What is expected: What is the count of lines that hold the word "JSON"? Give only the number.

Material shown:

--- --- ---

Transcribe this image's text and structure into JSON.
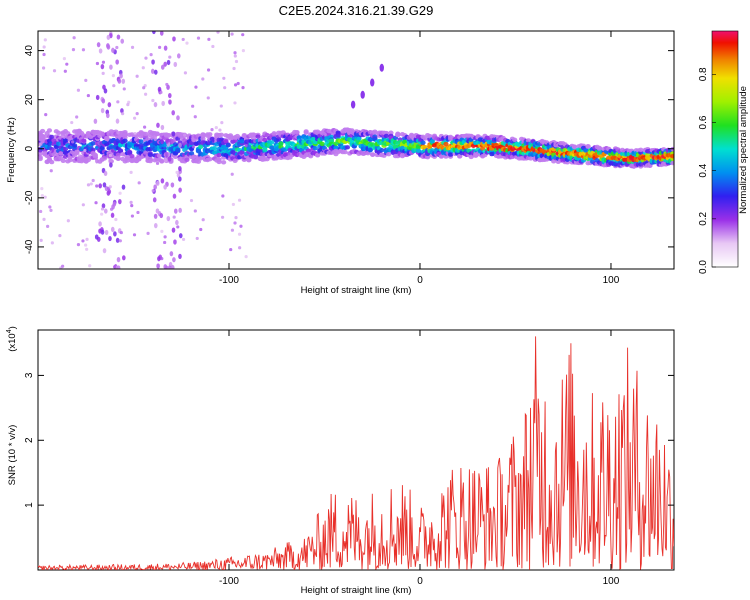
{
  "chart_data": [
    {
      "type": "heatmap",
      "title": "C2E5.2024.316.21.39.G29",
      "xlabel": "Height of straight line (km)",
      "ylabel": "Frequency (Hz)",
      "xlim": [
        -200,
        133
      ],
      "ylim": [
        -49,
        48
      ],
      "xticks": [
        -100,
        0,
        100
      ],
      "yticks": [
        -40,
        -20,
        0,
        20,
        40
      ],
      "colorbar": {
        "label": "Normalized spectral amplitude",
        "range": [
          0.0,
          0.98
        ],
        "ticks": [
          0.0,
          0.2,
          0.4,
          0.6,
          0.8
        ],
        "tick_labels": [
          "0.0",
          "0.2",
          "0.4",
          "0.6",
          "0.8"
        ],
        "colormap": "rainbow (white → magenta → blue → cyan → green → yellow → red)"
      },
      "ridge_center_hz": {
        "x": [
          -200,
          -150,
          -100,
          -60,
          -40,
          -20,
          0,
          40,
          80,
          110,
          133
        ],
        "y": [
          1,
          1,
          0,
          2,
          3,
          2,
          1,
          1,
          -2,
          -4,
          -3
        ]
      },
      "side_branch": {
        "x": [
          -35,
          -30,
          -25,
          -20
        ],
        "y": [
          18,
          22,
          27,
          33
        ]
      },
      "noise_bands_x": [
        [
          -170,
          -155
        ],
        [
          -140,
          -125
        ]
      ]
    },
    {
      "type": "line",
      "xlabel": "Height of straight line (km)",
      "ylabel": "SNR (10 * v/v)",
      "y_multiplier_label": "(x10",
      "y_multiplier_exp": "4",
      "xlim": [
        -200,
        133
      ],
      "ylim": [
        0,
        3.7
      ],
      "xticks": [
        -100,
        0,
        100
      ],
      "yticks": [
        1,
        2,
        3
      ],
      "grid": false,
      "series": [
        {
          "color": "#e8302a",
          "envelope": {
            "x": [
              -200,
              -150,
              -120,
              -100,
              -80,
              -60,
              -45,
              -30,
              -10,
              0,
              20,
              40,
              55,
              60,
              70,
              80,
              90,
              100,
              110,
              120,
              125,
              130,
              133
            ],
            "y": [
              0.07,
              0.09,
              0.12,
              0.2,
              0.3,
              0.55,
              1.3,
              1.2,
              1.5,
              1.0,
              1.8,
              1.7,
              2.6,
              3.7,
              2.9,
              3.7,
              2.8,
              3.1,
              3.5,
              2.8,
              2.8,
              2.2,
              1.3
            ]
          }
        }
      ]
    }
  ]
}
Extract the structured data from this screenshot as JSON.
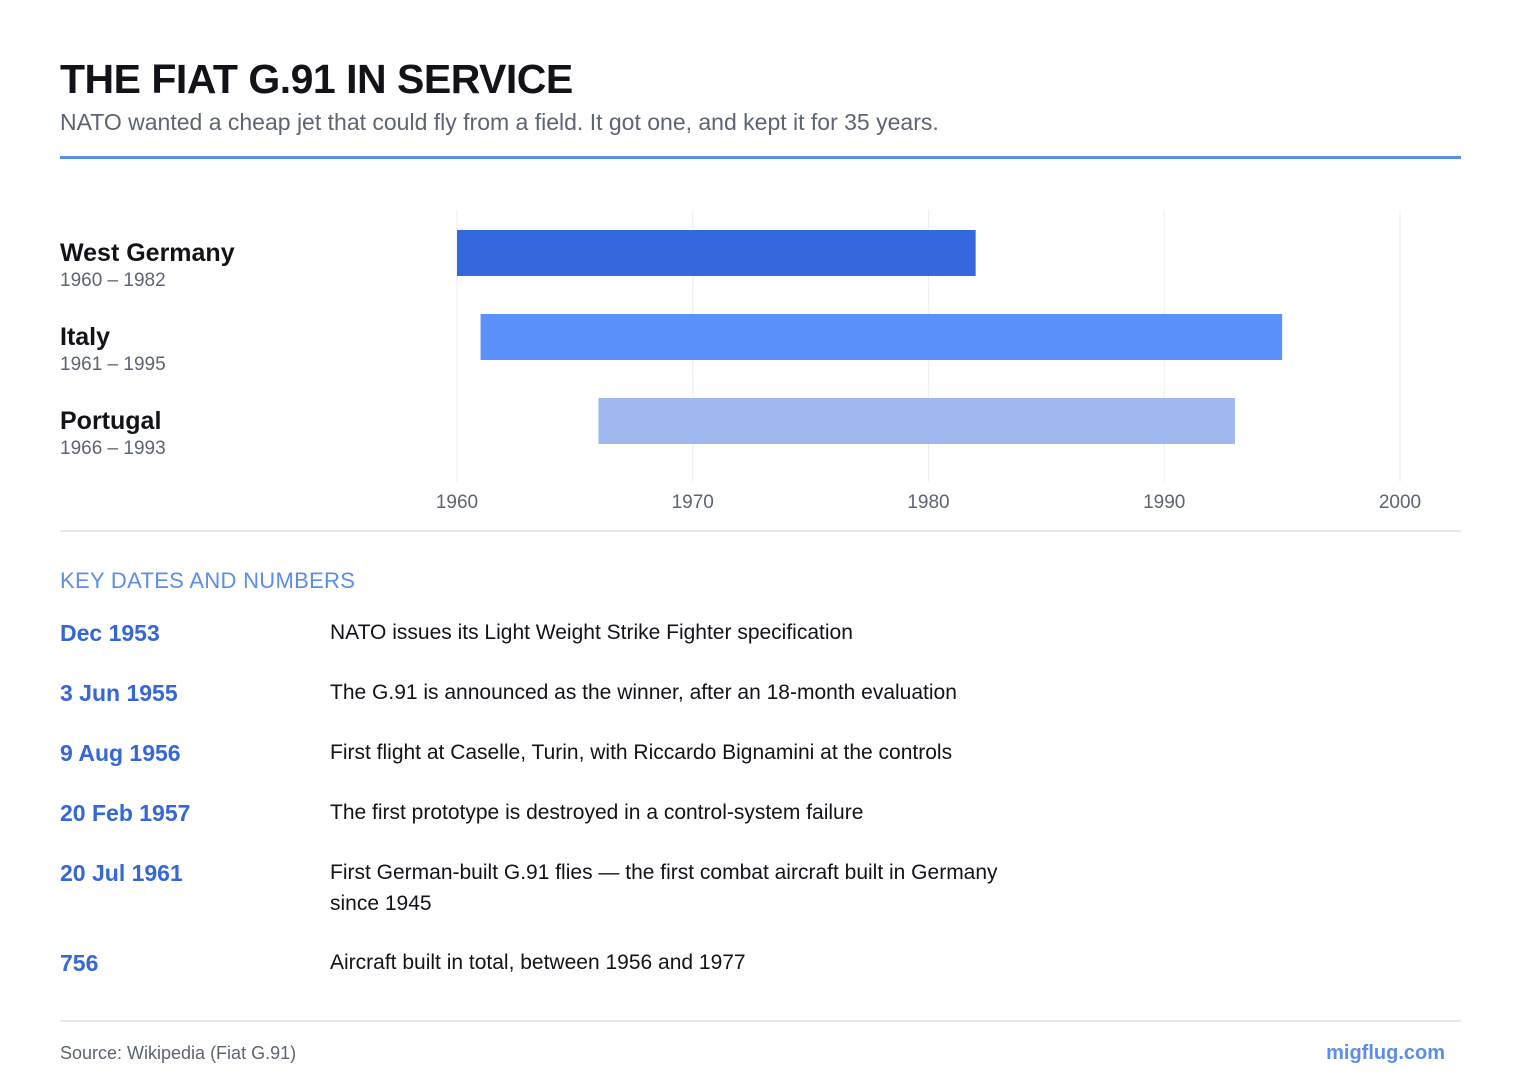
{
  "header": {
    "title": "THE FIAT G.91 IN SERVICE",
    "subtitle": "NATO wanted a cheap jet that could fly from a field. It got one, and kept it for 35 years."
  },
  "chart_data": {
    "type": "bar",
    "orientation": "horizontal-range",
    "title": "",
    "xlim": [
      1960,
      2000
    ],
    "x_ticks": [
      1960,
      1970,
      1980,
      1990,
      2000
    ],
    "grid": true,
    "series": [
      {
        "name": "West Germany",
        "range_label": "1960 – 1982",
        "start": 1960,
        "end": 1982,
        "color": "#3567dd"
      },
      {
        "name": "Italy",
        "range_label": "1961 – 1995",
        "start": 1961,
        "end": 1995,
        "color": "#5b91fb"
      },
      {
        "name": "Portugal",
        "range_label": "1966 – 1993",
        "start": 1966,
        "end": 1993,
        "color": "#9fb8ee"
      }
    ]
  },
  "key_dates": {
    "heading": "KEY DATES AND NUMBERS",
    "items": [
      {
        "date": "Dec 1953",
        "text": "NATO issues its Light Weight Strike Fighter specification"
      },
      {
        "date": "3 Jun 1955",
        "text": "The G.91 is announced as the winner, after an 18-month evaluation"
      },
      {
        "date": "9 Aug 1956",
        "text": "First flight at Caselle, Turin, with Riccardo Bignamini at the controls"
      },
      {
        "date": "20 Feb 1957",
        "text": "The first prototype is destroyed in a control-system failure"
      },
      {
        "date": "20 Jul 1961",
        "text": "First German-built G.91 flies — the first combat aircraft built in Germany since 1945"
      },
      {
        "date": "756",
        "text": "Aircraft built in total, between 1956 and 1977"
      }
    ]
  },
  "footer": {
    "source": "Source: Wikipedia (Fiat G.91)",
    "brand": "migflug.com"
  }
}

--- --- ---

Output for this task: 2